--- Directions for this task ---
Lay out every line of the material below as a JSON list of strings, one string per line, omitting blank lines and the picture lines.

--- Entries ---
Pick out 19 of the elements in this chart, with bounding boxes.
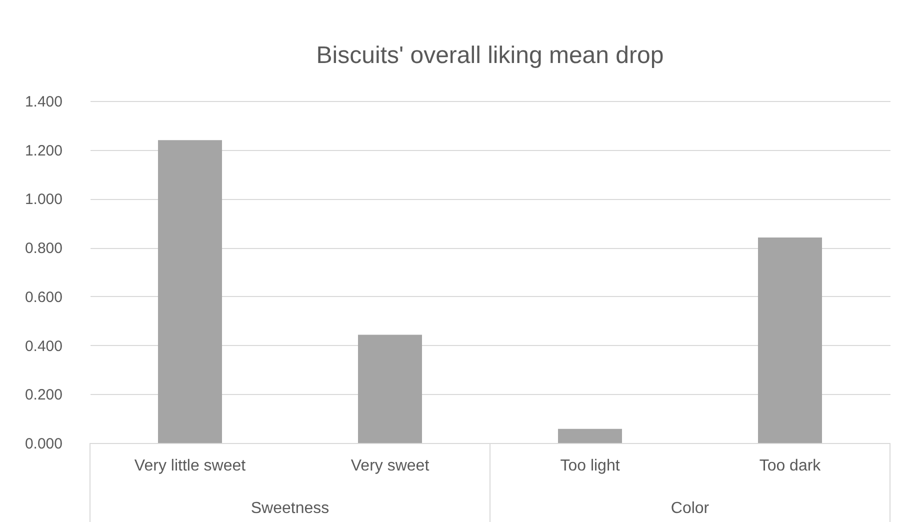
- y-tick-label: 0.000: [24, 436, 62, 452]
- y-tick-label: 1.400: [24, 94, 62, 110]
- y-tick-label: 0.200: [24, 386, 62, 404]
- y-tick-label: 1.200: [24, 142, 62, 160]
- x-tick-label: Too light: [560, 458, 620, 474]
- y-tick-label: 0.400: [24, 338, 62, 355]
- bar: [558, 428, 622, 443]
- y-tick-label: 0.600: [24, 288, 62, 306]
- bar: [758, 238, 822, 443]
- bar: [358, 334, 422, 443]
- y-tick-label: 0.800: [24, 240, 62, 258]
- y-tick-label: 1.000: [24, 191, 62, 208]
- text: Sweetness: [250, 500, 330, 517]
- text: Color: [670, 500, 710, 517]
- x-tick-label: Very sweet: [350, 458, 430, 474]
- x-tick-label: Too dark: [759, 458, 822, 474]
- x-tick-label: Very little sweet: [134, 458, 246, 474]
- chart-title: Biscuits' overall liking mean drop: [316, 42, 664, 69]
- bar: [158, 140, 222, 443]
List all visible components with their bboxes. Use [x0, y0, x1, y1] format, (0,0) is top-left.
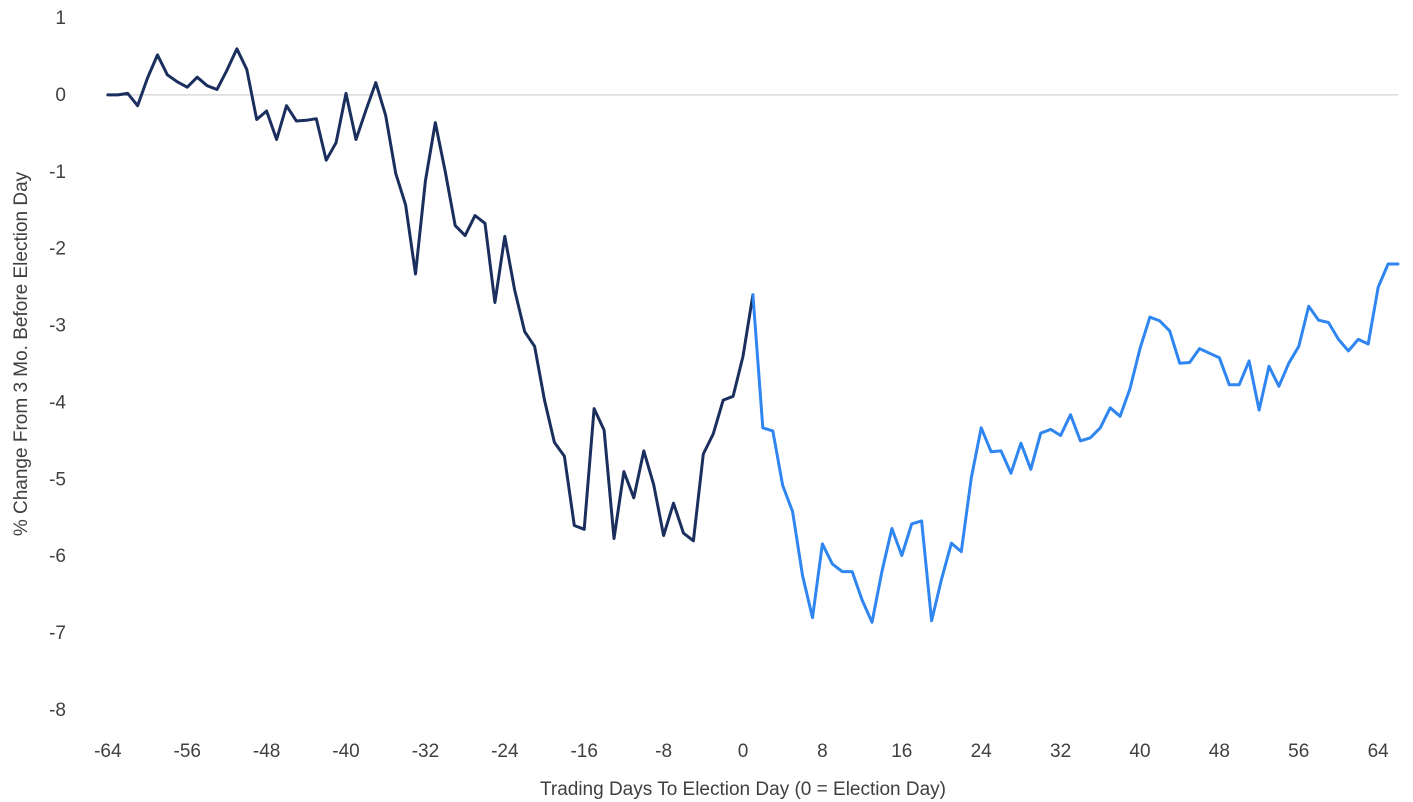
- y-tick-label: -4: [49, 392, 66, 413]
- x-tick-label: -24: [491, 741, 519, 762]
- y-tick-label: 0: [55, 85, 66, 106]
- x-tick-label: -48: [253, 741, 280, 762]
- x-tick-label: -16: [570, 741, 597, 762]
- x-axis-label: Trading Days To Election Day (0 = Electi…: [540, 779, 946, 800]
- y-tick-label: -6: [49, 546, 66, 567]
- y-tick-label: -3: [49, 316, 66, 337]
- x-tick-label: 0: [738, 741, 749, 762]
- x-tick-label: 8: [817, 741, 828, 762]
- series-line-1: [108, 49, 753, 541]
- x-tick-label: 24: [971, 741, 993, 762]
- x-tick-label: 48: [1209, 741, 1230, 762]
- x-tick-label: -32: [412, 741, 439, 762]
- x-tick-label: -40: [332, 741, 359, 762]
- y-tick-label: -8: [49, 700, 66, 721]
- series-line-2: [753, 264, 1398, 622]
- y-tick-label: 1: [55, 8, 66, 29]
- x-tick-label: 40: [1129, 741, 1150, 762]
- x-tick-label: 16: [891, 741, 912, 762]
- x-tick-label: -56: [174, 741, 201, 762]
- x-tick-label: 64: [1368, 741, 1390, 762]
- y-axis-label: % Change From 3 Mo. Before Election Day: [11, 171, 32, 536]
- y-tick-label: -1: [49, 162, 66, 183]
- x-axis-ticks: -64 -56 -48 -40 -32 -24 -16 -8 0 8 16 24 32 40 48 56 64: [94, 741, 1389, 762]
- x-tick-label: -64: [94, 741, 122, 762]
- y-tick-label: -2: [49, 239, 66, 260]
- y-axis-ticks: 1 0 -1 -2 -3 -4 -5 -6 -7 -8: [49, 8, 66, 721]
- series-lines: [108, 49, 1398, 623]
- x-tick-label: 56: [1288, 741, 1309, 762]
- x-tick-label: -8: [655, 741, 672, 762]
- y-tick-label: -5: [49, 469, 66, 490]
- x-tick-label: 32: [1050, 741, 1071, 762]
- y-tick-label: -7: [49, 623, 66, 644]
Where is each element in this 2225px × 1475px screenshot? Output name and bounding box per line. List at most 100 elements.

--- Finished answer ---
[
  "Pick out 19 of the elements in this chart, with bounding boxes.",
  "- y-tick-label: 0.000: [24, 436, 62, 452]",
  "- y-tick-label: 1.400: [24, 94, 62, 110]",
  "- y-tick-label: 0.200: [24, 386, 62, 404]",
  "- y-tick-label: 1.200: [24, 142, 62, 160]",
  "- x-tick-label: Too light: [560, 458, 620, 474]",
  "- y-tick-label: 0.400: [24, 338, 62, 355]",
  "- bar: [558, 428, 622, 443]",
  "- y-tick-label: 0.600: [24, 288, 62, 306]",
  "- bar: [758, 238, 822, 443]",
  "- bar: [358, 334, 422, 443]",
  "- y-tick-label: 0.800: [24, 240, 62, 258]",
  "- y-tick-label: 1.000: [24, 191, 62, 208]",
  "- text: Sweetness: [250, 500, 330, 517]",
  "- text: Color: [670, 500, 710, 517]",
  "- x-tick-label: Very sweet: [350, 458, 430, 474]",
  "- x-tick-label: Too dark: [759, 458, 822, 474]",
  "- x-tick-label: Very little sweet: [134, 458, 246, 474]",
  "- chart-title: Biscuits' overall liking mean drop: [316, 42, 664, 69]",
  "- bar: [158, 140, 222, 443]",
  "List all visible components with their bboxes. Use [x0, y0, x1, y1] format, (0,0) is top-left.",
  "- y-tick-label: -4: [49, 392, 66, 413]",
  "- x-tick-label: -24: [491, 741, 519, 762]",
  "- y-tick-label: 0: [55, 85, 66, 106]",
  "- x-tick-label: -48: [253, 741, 280, 762]",
  "- x-tick-label: -16: [570, 741, 597, 762]",
  "- x-axis-label: Trading Days To Election Day (0 = Electi…: [540, 779, 946, 800]",
  "- y-tick-label: -6: [49, 546, 66, 567]",
  "- y-tick-label: -3: [49, 316, 66, 337]",
  "- x-tick-label: 0: [738, 741, 749, 762]",
  "- x-tick-label: 8: [817, 741, 828, 762]",
  "- series-line-1: [108, 49, 753, 541]",
  "- x-tick-label: 24: [971, 741, 993, 762]",
  "- x-tick-label: 48: [1209, 741, 1230, 762]",
  "- x-tick-label: -32: [412, 741, 439, 762]",
  "- x-tick-label: -40: [332, 741, 359, 762]",
  "- y-tick-label: -8: [49, 700, 66, 721]",
  "- series-line-2: [753, 264, 1398, 622]",
  "- y-tick-label: 1: [55, 8, 66, 29]",
  "- x-tick-label: 40: [1129, 741, 1150, 762]",
  "- x-tick-label: 16: [891, 741, 912, 762]",
  "- x-tick-label: -56: [174, 741, 201, 762]",
  "- x-tick-label: 64: [1368, 741, 1390, 762]",
  "- y-axis-label: % Change From 3 Mo. Before Election Day: [11, 171, 32, 536]",
  "- y-tick-label: -1: [49, 162, 66, 183]",
  "- x-axis-ticks: -64 -56 -48 -40 -32 -24 -16 -8 0 8 16 24 32 40 48 56 64: [94, 741, 1389, 762]",
  "- x-tick-label: -64: [94, 741, 122, 762]",
  "- y-tick-label: -2: [49, 239, 66, 260]",
  "- y-axis-ticks: 1 0 -1 -2 -3 -4 -5 -6 -7 -8: [49, 8, 66, 721]",
  "- series-lines: [108, 49, 1398, 623]",
  "- x-tick-label: 56: [1288, 741, 1309, 762]",
  "- x-tick-label: -8: [655, 741, 672, 762]",
  "- y-tick-label: -5: [49, 469, 66, 490]",
  "- x-tick-label: 32: [1050, 741, 1071, 762]",
  "- y-tick-label: -7: [49, 623, 66, 644]",
  "Where is each element in this 2225px × 1475px screenshot? Output name and bounding box per line. List at most 100 elements."
]